PROBLEM DETAILS:
Echo back each line of the entries below without changing anything.

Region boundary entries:
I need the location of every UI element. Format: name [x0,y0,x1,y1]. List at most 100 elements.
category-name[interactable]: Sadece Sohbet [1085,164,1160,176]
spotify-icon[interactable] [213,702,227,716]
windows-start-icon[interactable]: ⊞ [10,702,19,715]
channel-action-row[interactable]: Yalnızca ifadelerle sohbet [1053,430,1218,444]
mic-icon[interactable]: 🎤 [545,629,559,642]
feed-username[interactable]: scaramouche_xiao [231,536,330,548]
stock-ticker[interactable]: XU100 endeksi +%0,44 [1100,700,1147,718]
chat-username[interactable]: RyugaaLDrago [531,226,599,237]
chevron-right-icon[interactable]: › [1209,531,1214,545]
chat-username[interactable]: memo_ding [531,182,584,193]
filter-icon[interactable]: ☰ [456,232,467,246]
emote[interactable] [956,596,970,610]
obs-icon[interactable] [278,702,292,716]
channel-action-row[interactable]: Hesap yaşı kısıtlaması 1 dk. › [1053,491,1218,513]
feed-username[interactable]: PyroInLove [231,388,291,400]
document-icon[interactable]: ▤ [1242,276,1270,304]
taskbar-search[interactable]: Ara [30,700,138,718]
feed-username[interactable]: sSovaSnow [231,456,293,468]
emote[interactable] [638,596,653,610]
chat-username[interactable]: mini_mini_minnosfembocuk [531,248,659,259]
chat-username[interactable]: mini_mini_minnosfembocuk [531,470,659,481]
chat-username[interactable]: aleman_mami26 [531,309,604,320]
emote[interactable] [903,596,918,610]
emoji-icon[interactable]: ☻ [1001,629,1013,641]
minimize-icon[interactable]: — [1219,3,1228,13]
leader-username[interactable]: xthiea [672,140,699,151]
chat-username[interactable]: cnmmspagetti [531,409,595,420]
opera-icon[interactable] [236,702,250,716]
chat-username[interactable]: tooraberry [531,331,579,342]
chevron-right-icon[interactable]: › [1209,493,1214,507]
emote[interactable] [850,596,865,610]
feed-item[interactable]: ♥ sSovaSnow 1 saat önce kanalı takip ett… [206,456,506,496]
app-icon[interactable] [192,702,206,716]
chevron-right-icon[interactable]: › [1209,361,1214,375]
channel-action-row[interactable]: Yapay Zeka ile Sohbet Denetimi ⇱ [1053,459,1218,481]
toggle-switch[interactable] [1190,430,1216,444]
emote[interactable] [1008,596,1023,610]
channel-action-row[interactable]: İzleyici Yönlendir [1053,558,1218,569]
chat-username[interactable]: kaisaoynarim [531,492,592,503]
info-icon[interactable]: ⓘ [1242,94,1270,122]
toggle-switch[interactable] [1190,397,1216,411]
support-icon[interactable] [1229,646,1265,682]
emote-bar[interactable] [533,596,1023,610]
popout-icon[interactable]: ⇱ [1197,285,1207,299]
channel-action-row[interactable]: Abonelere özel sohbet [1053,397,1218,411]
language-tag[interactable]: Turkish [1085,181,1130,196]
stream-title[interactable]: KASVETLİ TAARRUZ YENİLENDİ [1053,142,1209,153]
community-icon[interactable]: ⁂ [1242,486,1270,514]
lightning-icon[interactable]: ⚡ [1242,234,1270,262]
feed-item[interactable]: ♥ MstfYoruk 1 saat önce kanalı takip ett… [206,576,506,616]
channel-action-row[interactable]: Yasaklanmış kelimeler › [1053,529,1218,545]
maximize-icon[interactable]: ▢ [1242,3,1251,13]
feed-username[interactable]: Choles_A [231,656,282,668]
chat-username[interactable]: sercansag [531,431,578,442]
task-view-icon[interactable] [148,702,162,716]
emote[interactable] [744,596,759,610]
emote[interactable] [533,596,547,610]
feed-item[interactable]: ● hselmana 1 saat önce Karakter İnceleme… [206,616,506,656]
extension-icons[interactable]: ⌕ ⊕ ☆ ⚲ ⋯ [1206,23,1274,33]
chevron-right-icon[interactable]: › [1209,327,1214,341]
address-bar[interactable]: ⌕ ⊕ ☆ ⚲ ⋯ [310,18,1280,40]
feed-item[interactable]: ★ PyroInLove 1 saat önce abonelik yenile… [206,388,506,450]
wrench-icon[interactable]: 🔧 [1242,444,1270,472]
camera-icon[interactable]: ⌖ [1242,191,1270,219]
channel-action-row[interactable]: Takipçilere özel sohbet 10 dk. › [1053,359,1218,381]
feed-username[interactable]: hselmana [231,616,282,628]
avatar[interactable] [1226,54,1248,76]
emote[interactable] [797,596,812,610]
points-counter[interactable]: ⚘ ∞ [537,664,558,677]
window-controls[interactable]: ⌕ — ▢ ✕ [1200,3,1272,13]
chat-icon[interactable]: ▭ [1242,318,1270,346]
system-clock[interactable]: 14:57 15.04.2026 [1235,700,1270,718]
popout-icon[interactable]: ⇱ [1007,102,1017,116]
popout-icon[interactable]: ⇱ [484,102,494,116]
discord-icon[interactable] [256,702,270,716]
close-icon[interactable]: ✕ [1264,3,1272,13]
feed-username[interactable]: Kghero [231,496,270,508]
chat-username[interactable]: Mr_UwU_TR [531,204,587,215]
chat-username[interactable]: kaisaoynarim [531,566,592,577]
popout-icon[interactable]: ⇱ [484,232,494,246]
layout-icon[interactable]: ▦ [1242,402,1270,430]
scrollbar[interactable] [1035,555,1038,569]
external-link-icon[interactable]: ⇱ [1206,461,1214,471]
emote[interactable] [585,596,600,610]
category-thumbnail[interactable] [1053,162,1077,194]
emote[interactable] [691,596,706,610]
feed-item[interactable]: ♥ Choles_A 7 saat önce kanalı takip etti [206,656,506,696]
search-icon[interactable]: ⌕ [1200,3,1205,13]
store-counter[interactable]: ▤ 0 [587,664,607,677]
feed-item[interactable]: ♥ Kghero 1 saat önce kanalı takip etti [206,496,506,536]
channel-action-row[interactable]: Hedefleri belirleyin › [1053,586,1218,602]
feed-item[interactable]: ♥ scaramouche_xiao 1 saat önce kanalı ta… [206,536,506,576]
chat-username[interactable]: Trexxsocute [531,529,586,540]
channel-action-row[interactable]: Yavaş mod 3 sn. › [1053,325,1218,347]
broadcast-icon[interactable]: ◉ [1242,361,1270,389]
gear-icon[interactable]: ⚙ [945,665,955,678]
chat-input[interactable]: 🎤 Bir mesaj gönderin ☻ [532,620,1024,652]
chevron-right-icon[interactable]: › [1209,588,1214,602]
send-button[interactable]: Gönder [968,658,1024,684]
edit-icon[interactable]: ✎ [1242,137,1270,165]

ANSWER FOR THE TASK:
I need the location of every UI element. Format: name [x0,y0,x1,y1]. List at most 100 elements.
category-name[interactable]: Sadece Sohbet [1085,164,1160,176]
spotify-icon[interactable] [213,702,227,716]
windows-start-icon[interactable]: ⊞ [10,702,19,715]
channel-action-row[interactable]: Yalnızca ifadelerle sohbet [1053,430,1218,444]
mic-icon[interactable]: 🎤 [545,629,559,642]
feed-username[interactable]: scaramouche_xiao [231,536,330,548]
stock-ticker[interactable]: XU100 endeksi +%0,44 [1100,700,1147,718]
chat-username[interactable]: RyugaaLDrago [531,226,599,237]
chevron-right-icon[interactable]: › [1209,531,1214,545]
chat-username[interactable]: memo_ding [531,182,584,193]
filter-icon[interactable]: ☰ [456,232,467,246]
emote[interactable] [956,596,970,610]
obs-icon[interactable] [278,702,292,716]
channel-action-row[interactable]: Hesap yaşı kısıtlaması 1 dk. › [1053,491,1218,513]
feed-username[interactable]: PyroInLove [231,388,291,400]
document-icon[interactable]: ▤ [1242,276,1270,304]
taskbar-search[interactable]: Ara [30,700,138,718]
feed-username[interactable]: sSovaSnow [231,456,293,468]
emote[interactable] [638,596,653,610]
chat-username[interactable]: mini_mini_minnosfembocuk [531,248,659,259]
chat-username[interactable]: mini_mini_minnosfembocuk [531,470,659,481]
chat-username[interactable]: aleman_mami26 [531,309,604,320]
emote[interactable] [903,596,918,610]
emoji-icon[interactable]: ☻ [1001,629,1013,641]
minimize-icon[interactable]: — [1219,3,1228,13]
leader-username[interactable]: xthiea [672,140,699,151]
chat-username[interactable]: cnmmspagetti [531,409,595,420]
opera-icon[interactable] [236,702,250,716]
chat-username[interactable]: tooraberry [531,331,579,342]
chevron-right-icon[interactable]: › [1209,493,1214,507]
emote[interactable] [850,596,865,610]
feed-item[interactable]: ♥ sSovaSnow 1 saat önce kanalı takip ett… [206,456,506,496]
app-icon[interactable] [192,702,206,716]
chevron-right-icon[interactable]: › [1209,361,1214,375]
channel-action-row[interactable]: Yapay Zeka ile Sohbet Denetimi ⇱ [1053,459,1218,481]
toggle-switch[interactable] [1190,430,1216,444]
emote[interactable] [1008,596,1023,610]
channel-action-row[interactable]: İzleyici Yönlendir [1053,558,1218,569]
chat-username[interactable]: kaisaoynarim [531,492,592,503]
info-icon[interactable]: ⓘ [1242,94,1270,122]
toggle-switch[interactable] [1190,397,1216,411]
support-icon[interactable] [1229,646,1265,682]
emote-bar[interactable] [533,596,1023,610]
popout-icon[interactable]: ⇱ [1197,285,1207,299]
channel-action-row[interactable]: Abonelere özel sohbet [1053,397,1218,411]
language-tag[interactable]: Turkish [1085,181,1130,196]
stream-title[interactable]: KASVETLİ TAARRUZ YENİLENDİ [1053,142,1209,153]
community-icon[interactable]: ⁂ [1242,486,1270,514]
lightning-icon[interactable]: ⚡ [1242,234,1270,262]
feed-item[interactable]: ♥ MstfYoruk 1 saat önce kanalı takip ett… [206,576,506,616]
channel-action-row[interactable]: Yasaklanmış kelimeler › [1053,529,1218,545]
maximize-icon[interactable]: ▢ [1242,3,1251,13]
feed-username[interactable]: Choles_A [231,656,282,668]
chat-username[interactable]: sercansag [531,431,578,442]
task-view-icon[interactable] [148,702,162,716]
emote[interactable] [744,596,759,610]
emote[interactable] [533,596,547,610]
feed-item[interactable]: ● hselmana 1 saat önce Karakter İnceleme… [206,616,506,656]
extension-icons[interactable]: ⌕ ⊕ ☆ ⚲ ⋯ [1206,23,1274,33]
chevron-right-icon[interactable]: › [1209,327,1214,341]
address-bar[interactable]: ⌕ ⊕ ☆ ⚲ ⋯ [310,18,1280,40]
feed-item[interactable]: ★ PyroInLove 1 saat önce abonelik yenile… [206,388,506,450]
wrench-icon[interactable]: 🔧 [1242,444,1270,472]
camera-icon[interactable]: ⌖ [1242,191,1270,219]
channel-action-row[interactable]: Takipçilere özel sohbet 10 dk. › [1053,359,1218,381]
feed-username[interactable]: hselmana [231,616,282,628]
avatar[interactable] [1226,54,1248,76]
emote[interactable] [797,596,812,610]
points-counter[interactable]: ⚘ ∞ [537,664,558,677]
window-controls[interactable]: ⌕ — ▢ ✕ [1200,3,1272,13]
chat-icon[interactable]: ▭ [1242,318,1270,346]
system-clock[interactable]: 14:57 15.04.2026 [1235,700,1270,718]
popout-icon[interactable]: ⇱ [1007,102,1017,116]
popout-icon[interactable]: ⇱ [484,102,494,116]
discord-icon[interactable] [256,702,270,716]
close-icon[interactable]: ✕ [1264,3,1272,13]
feed-username[interactable]: Kghero [231,496,270,508]
chat-username[interactable]: Mr_UwU_TR [531,204,587,215]
chat-username[interactable]: kaisaoynarim [531,566,592,577]
popout-icon[interactable]: ⇱ [484,232,494,246]
layout-icon[interactable]: ▦ [1242,402,1270,430]
scrollbar[interactable] [1035,555,1038,569]
external-link-icon[interactable]: ⇱ [1206,461,1214,471]
emote[interactable] [585,596,600,610]
category-thumbnail[interactable] [1053,162,1077,194]
emote[interactable] [691,596,706,610]
feed-item[interactable]: ♥ Choles_A 7 saat önce kanalı takip etti [206,656,506,696]
search-icon[interactable]: ⌕ [1200,3,1205,13]
store-counter[interactable]: ▤ 0 [587,664,607,677]
feed-item[interactable]: ♥ Kghero 1 saat önce kanalı takip etti [206,496,506,536]
channel-action-row[interactable]: Hedefleri belirleyin › [1053,586,1218,602]
feed-item[interactable]: ♥ scaramouche_xiao 1 saat önce kanalı ta… [206,536,506,576]
chat-username[interactable]: Trexxsocute [531,529,586,540]
channel-action-row[interactable]: Yavaş mod 3 sn. › [1053,325,1218,347]
broadcast-icon[interactable]: ◉ [1242,361,1270,389]
gear-icon[interactable]: ⚙ [945,665,955,678]
chat-input[interactable]: 🎤 Bir mesaj gönderin ☻ [532,620,1024,652]
chevron-right-icon[interactable]: › [1209,588,1214,602]
send-button[interactable]: Gönder [968,658,1024,684]
edit-icon[interactable]: ✎ [1242,137,1270,165]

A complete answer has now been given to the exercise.